Excerpted records:
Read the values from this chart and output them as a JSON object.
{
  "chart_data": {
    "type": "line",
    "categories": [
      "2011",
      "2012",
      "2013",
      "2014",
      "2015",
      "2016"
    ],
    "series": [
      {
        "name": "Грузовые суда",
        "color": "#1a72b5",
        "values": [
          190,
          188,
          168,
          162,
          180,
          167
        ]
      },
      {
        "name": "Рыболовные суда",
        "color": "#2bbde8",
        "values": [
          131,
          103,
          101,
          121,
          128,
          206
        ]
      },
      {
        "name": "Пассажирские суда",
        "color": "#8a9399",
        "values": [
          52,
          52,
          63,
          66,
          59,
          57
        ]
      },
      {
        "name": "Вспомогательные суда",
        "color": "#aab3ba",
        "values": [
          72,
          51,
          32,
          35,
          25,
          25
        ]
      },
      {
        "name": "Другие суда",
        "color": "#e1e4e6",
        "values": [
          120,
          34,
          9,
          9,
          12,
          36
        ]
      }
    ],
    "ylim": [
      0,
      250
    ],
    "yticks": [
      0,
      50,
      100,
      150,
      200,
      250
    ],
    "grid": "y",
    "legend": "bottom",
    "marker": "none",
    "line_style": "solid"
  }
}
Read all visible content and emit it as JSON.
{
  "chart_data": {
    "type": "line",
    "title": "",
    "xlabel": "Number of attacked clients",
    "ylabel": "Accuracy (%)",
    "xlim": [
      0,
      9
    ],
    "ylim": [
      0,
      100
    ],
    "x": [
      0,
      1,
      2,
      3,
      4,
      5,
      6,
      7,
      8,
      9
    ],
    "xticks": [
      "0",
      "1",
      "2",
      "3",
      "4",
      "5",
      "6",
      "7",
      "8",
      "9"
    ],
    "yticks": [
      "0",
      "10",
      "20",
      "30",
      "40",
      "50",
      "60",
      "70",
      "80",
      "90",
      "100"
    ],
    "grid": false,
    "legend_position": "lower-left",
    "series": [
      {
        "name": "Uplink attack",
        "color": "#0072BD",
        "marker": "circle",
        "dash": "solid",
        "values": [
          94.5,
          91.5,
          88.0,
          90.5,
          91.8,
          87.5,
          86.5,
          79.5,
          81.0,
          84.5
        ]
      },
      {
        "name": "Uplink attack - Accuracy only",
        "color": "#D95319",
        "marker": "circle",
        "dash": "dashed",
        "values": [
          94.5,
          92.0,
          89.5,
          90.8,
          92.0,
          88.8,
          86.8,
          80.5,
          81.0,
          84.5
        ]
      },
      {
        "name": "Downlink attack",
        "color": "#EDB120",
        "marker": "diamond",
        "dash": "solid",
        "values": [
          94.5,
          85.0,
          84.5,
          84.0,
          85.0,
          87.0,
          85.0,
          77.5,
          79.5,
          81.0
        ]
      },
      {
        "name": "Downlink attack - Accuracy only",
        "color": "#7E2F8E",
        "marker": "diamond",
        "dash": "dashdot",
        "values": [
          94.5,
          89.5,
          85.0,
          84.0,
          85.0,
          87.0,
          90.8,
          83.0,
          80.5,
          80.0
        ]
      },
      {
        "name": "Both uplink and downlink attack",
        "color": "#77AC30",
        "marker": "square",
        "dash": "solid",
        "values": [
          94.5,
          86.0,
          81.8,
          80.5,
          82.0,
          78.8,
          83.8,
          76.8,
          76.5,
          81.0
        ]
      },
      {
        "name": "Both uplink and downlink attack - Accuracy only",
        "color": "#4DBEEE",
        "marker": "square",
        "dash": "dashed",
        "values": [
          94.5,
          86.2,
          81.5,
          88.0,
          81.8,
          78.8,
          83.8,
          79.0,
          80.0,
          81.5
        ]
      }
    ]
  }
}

Exercise: List every line above that holds the word "Read".

Written answer:
Read the values from this chart and output them as a JSON object.
Read all visible content and emit it as JSON.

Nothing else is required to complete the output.